Text section:
----------------

Each year, The A.V. Club scours the depths of our music slush pile in the quest for the least essential albums of the year. Though we wouldn’t call any of this music “good,” our goal isn’t to find the worst the year had to offer, but rather the music that had the absolute least real justification for its existence, from celebrity vanity projects to shameless label cash-ins. This year, we found a crop so bountiful that we wound up rejecting albums that might have made it in another year. (You know what’s pretty unobjectionable? An album by Law & Order’s Jill Hennessey.) So enjoy, if you dare, the 2009 music that didn’t have to, and should not, come into being.


Least essential remix album: grave-desecration division

Various artists
Johnny Cash Remixed

Dropping sampled Johnny Cash phrases into hip-hop tracks? Not such a bad idea. Smothering old Johnny Cash songs in electronic beats and freestyle raps? Now that’s a terrible, terrible idea. There isn’t much to like about the Snoop Dogg-produced Johnny Cash Remixed, except on the rare occasions when an artist finds a strong intersecting point between Cash’s music and modern club fare—as on Philip Steir’s beat-crazy version of “Get Rhythm.” Most often, the artists just take original Cash numbers and scribble all over them. The worst offender may be Snoop himself, whose take on “I Walk The Line” begins with him muttering, “Yeah… Johnny Cash… remix… walk the line’” over a beat before turning the song back over to Cash with a magnanimous, “Hey yo, Johnny, talk to ’em for a minute.” Because that’s what a legend is good for, right? To fill some time until Snoop Dogg has properly cleared his throat?

----------------

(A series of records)
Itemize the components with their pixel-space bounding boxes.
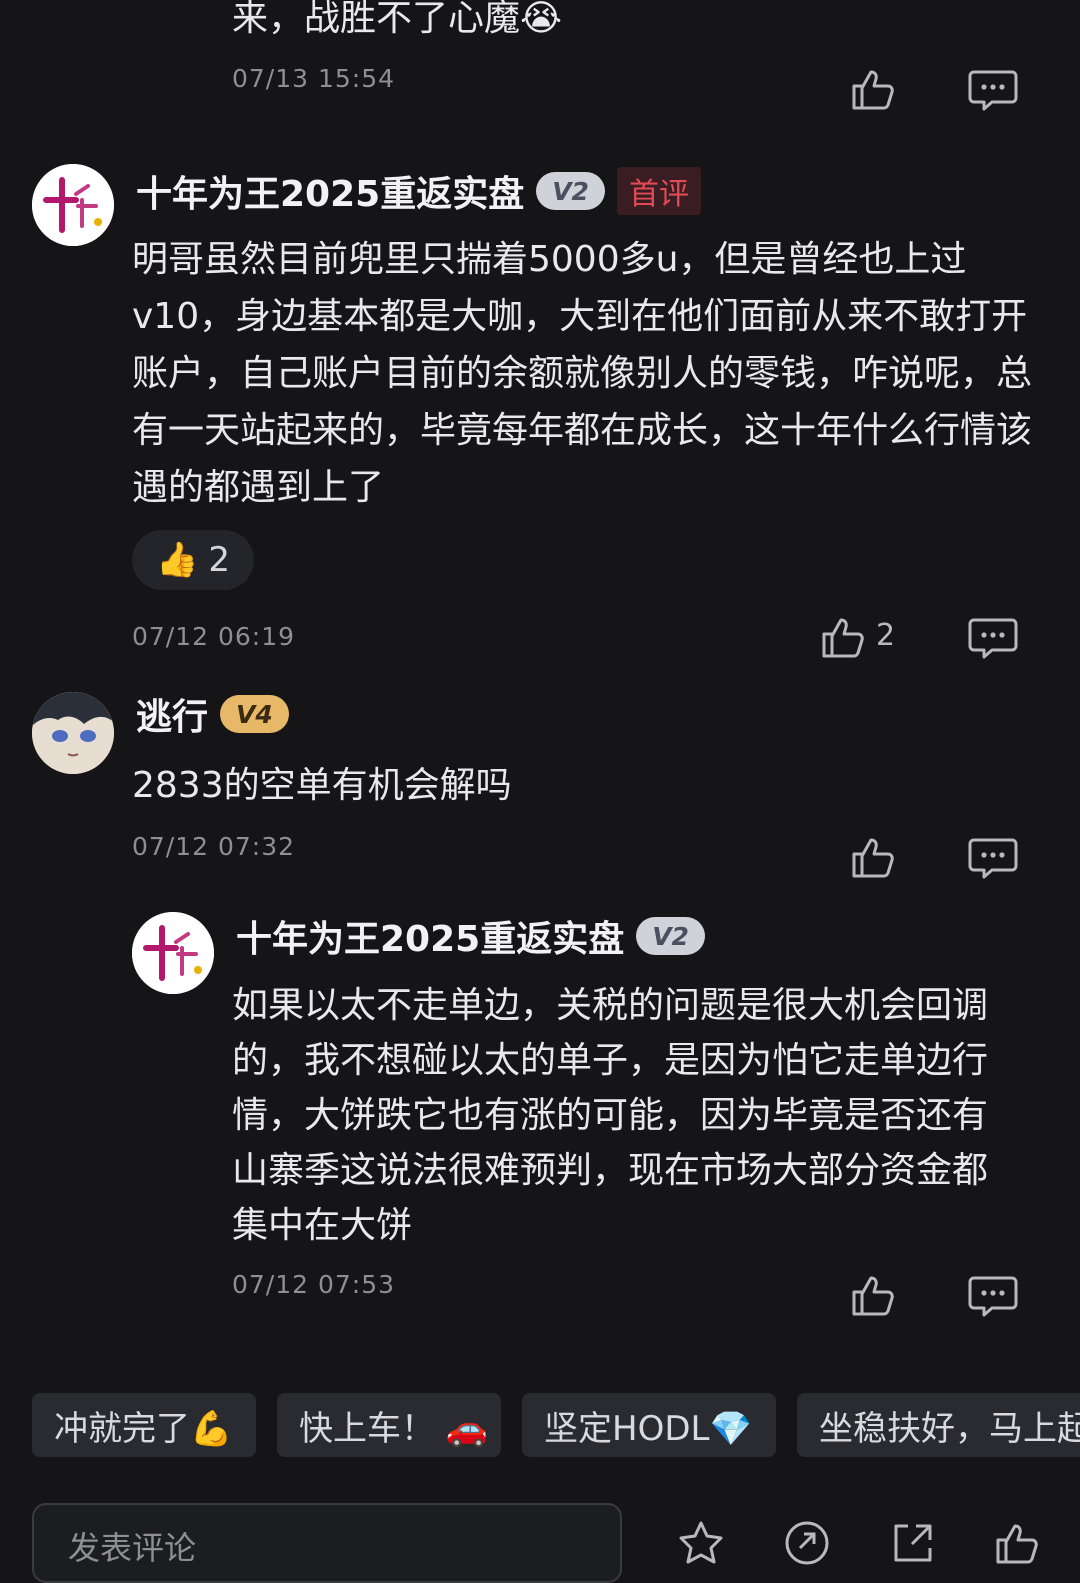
thumbs-up-icon[interactable] (992, 1518, 1042, 1568)
like-icon[interactable] (818, 612, 868, 662)
reaction-pill[interactable]: 👍 2 (132, 530, 254, 590)
reply-icon[interactable] (968, 1270, 1018, 1320)
first-comment-tag: 首评 (616, 167, 701, 215)
level-badge: V2 (636, 917, 705, 955)
quick-reply-chip[interactable]: 坚定HODL💎 (522, 1393, 776, 1457)
reply-icon[interactable] (968, 612, 1018, 662)
like-count: 2 (876, 618, 896, 653)
username[interactable]: 十年为王2025重返实盘 (136, 165, 524, 217)
comment-input-placeholder: 发表评论 (68, 1529, 197, 1567)
level-badge: V2 (536, 172, 605, 210)
like-icon[interactable] (848, 832, 898, 882)
reply-icon[interactable] (968, 832, 1018, 882)
like-icon[interactable] (848, 1270, 898, 1320)
avatar[interactable] (132, 912, 214, 994)
emoji-icon[interactable] (782, 1518, 832, 1568)
reply-text: 如果以太不走单边，关税的问题是很大机会回调的，我不想碰以太的单子，是因为怕它走单… (232, 985, 989, 1246)
comment-time: 07/12 06:19 (132, 622, 296, 651)
level-badge: V4 (220, 695, 289, 733)
reply-icon[interactable] (968, 64, 1018, 114)
like-icon[interactable] (848, 64, 898, 114)
thumbs-up-emoji-icon: 👍 (156, 540, 199, 580)
comment-text-partial: 来，战胜不了心魔😭 (232, 0, 563, 39)
comment-time: 07/12 07:53 (232, 1270, 396, 1299)
quick-reply-chip[interactable]: 坐稳扶好，马上起 (797, 1393, 1080, 1457)
avatar[interactable] (32, 164, 114, 246)
quick-reply-chip[interactable]: 快上车！ 🚗 (277, 1393, 501, 1457)
comment-time: 07/13 15:54 (232, 64, 396, 93)
comment-header: 逃行 V4 (136, 688, 289, 740)
comment-time: 07/12 07:32 (132, 832, 296, 861)
comment-input[interactable]: 发表评论 (32, 1503, 622, 1583)
reaction-count: 2 (208, 540, 230, 580)
star-icon[interactable] (676, 1518, 726, 1568)
username[interactable]: 十年为王2025重返实盘 (236, 910, 624, 962)
comment-header: 十年为王2025重返实盘 V2 (236, 910, 705, 962)
username[interactable]: 逃行 (136, 688, 208, 740)
quick-reply-chip[interactable]: 冲就完了💪 (32, 1393, 256, 1457)
share-icon[interactable] (888, 1518, 938, 1568)
avatar[interactable] (32, 692, 114, 774)
comment-text: 明哥虽然目前兜里只揣着5000多u，但是曾经也上过v10，身边基本都是大咖，大到… (132, 239, 1033, 508)
comment-text: 2833的空单有机会解吗 (132, 765, 512, 806)
comment-header: 十年为王2025重返实盘 V2 首评 (136, 165, 701, 217)
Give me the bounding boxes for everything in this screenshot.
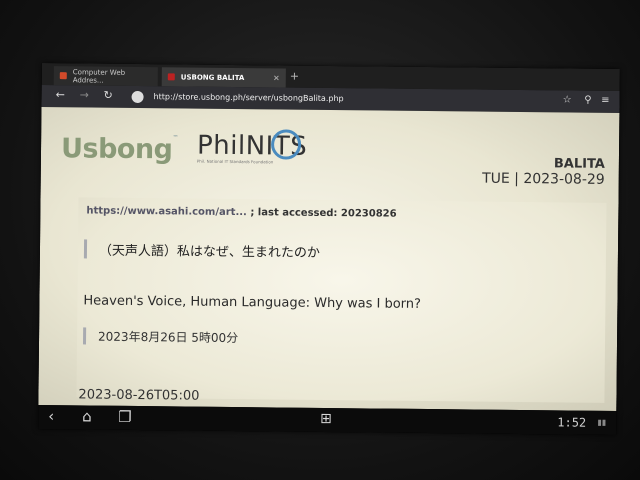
star-icon[interactable]: ☆ — [563, 94, 572, 105]
tab-label: Computer Web Addres... — [72, 67, 126, 85]
tab-label: USBONG BALITA — [180, 72, 245, 82]
system-navigation-bar: ‹ ⌂ ❐ ⊞ 1:52 ▮▮ — [38, 404, 617, 436]
iso-datetime: 2023-08-26T05:00 — [78, 387, 200, 404]
tab-computer-web-address[interactable]: Computer Web Addres... — [53, 66, 158, 87]
address-bar[interactable]: http://store.usbong.ph/server/usbongBali… — [154, 92, 344, 103]
header-right: BALITA TUE | 2023-08-29 — [482, 156, 605, 188]
apps-grid-icon[interactable]: ⊞ — [320, 411, 332, 427]
search-icon[interactable]: ⚲ — [584, 95, 591, 106]
reload-icon[interactable]: ↻ — [104, 89, 113, 102]
usbong-logo[interactable]: Usbong™ — [61, 133, 178, 165]
new-tab-button[interactable]: + — [290, 70, 299, 83]
tab-usbong-balita[interactable]: USBONG BALITA × — [161, 67, 286, 88]
web-page: Usbong™ PhilNITS Phil. National IT Stand… — [38, 106, 620, 412]
close-tab-icon[interactable]: × — [273, 73, 280, 82]
forward-arrow-icon[interactable]: → — [80, 88, 89, 101]
philnits-logo[interactable]: PhilNITS Phil. National IT Standards Fou… — [197, 129, 307, 165]
source-link[interactable]: https://www.asahi.com/art... — [86, 205, 247, 218]
japanese-date: 2023年8月26日 5時00分 — [82, 327, 239, 347]
status-clock: 1:52 — [557, 415, 587, 430]
tablet-screen: Computer Web Addres... USBONG BALITA × +… — [38, 62, 620, 436]
signal-icon: ▮▮ — [597, 417, 607, 427]
globe-icon — [131, 90, 144, 104]
english-title: Heaven's Voice, Human Language: Why was … — [83, 293, 422, 312]
article-source: https://www.asahi.com/art... ; last acce… — [86, 205, 396, 219]
favicon-icon — [167, 73, 175, 81]
article-panel: https://www.asahi.com/art... ; last acce… — [76, 197, 607, 403]
favicon-icon — [59, 72, 67, 80]
recent-apps-icon[interactable]: ❐ — [118, 408, 132, 426]
menu-icon[interactable]: ≡ — [601, 95, 610, 106]
home-icon[interactable]: ⌂ — [82, 407, 92, 425]
japanese-title: （天声人語）私はなぜ、生まれたのか — [83, 239, 321, 261]
back-icon[interactable]: ‹ — [48, 407, 54, 425]
back-arrow-icon[interactable]: ← — [56, 88, 65, 101]
page-date: TUE | 2023-08-29 — [482, 170, 605, 188]
philnits-ring-icon — [270, 129, 302, 160]
source-accessed: ; last accessed: 20230826 — [246, 207, 397, 220]
tablet-device: Computer Web Addres... USBONG BALITA × +… — [0, 0, 640, 480]
page-title: BALITA — [553, 156, 605, 172]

----------------

The tasks:
[1] In the music review, who produced Johnny Cash Remixed?
[2] From the records, retype the lines starting with the one that contains "thumbs-up-icon[interactable] (992, 1518, 1042, 1568)" and ending with the one that contains "like-count: 2 (876, 618, 896, 653)", including both.
The music review and the records have nothing to do with each other.

Expected answers:
[1] Snoop Dogg produced it.

[2]
thumbs-up-icon[interactable] (992, 1518, 1042, 1568)
like-icon[interactable] (818, 612, 868, 662)
reaction-pill[interactable]: 👍 2 (132, 530, 254, 590)
reply-icon[interactable] (968, 1270, 1018, 1320)
first-comment-tag: 首评 (616, 167, 701, 215)
level-badge: V2 (636, 917, 705, 955)
quick-reply-chip[interactable]: 坚定HODL💎 (522, 1393, 776, 1457)
reply-icon[interactable] (968, 612, 1018, 662)
like-count: 2 (876, 618, 896, 653)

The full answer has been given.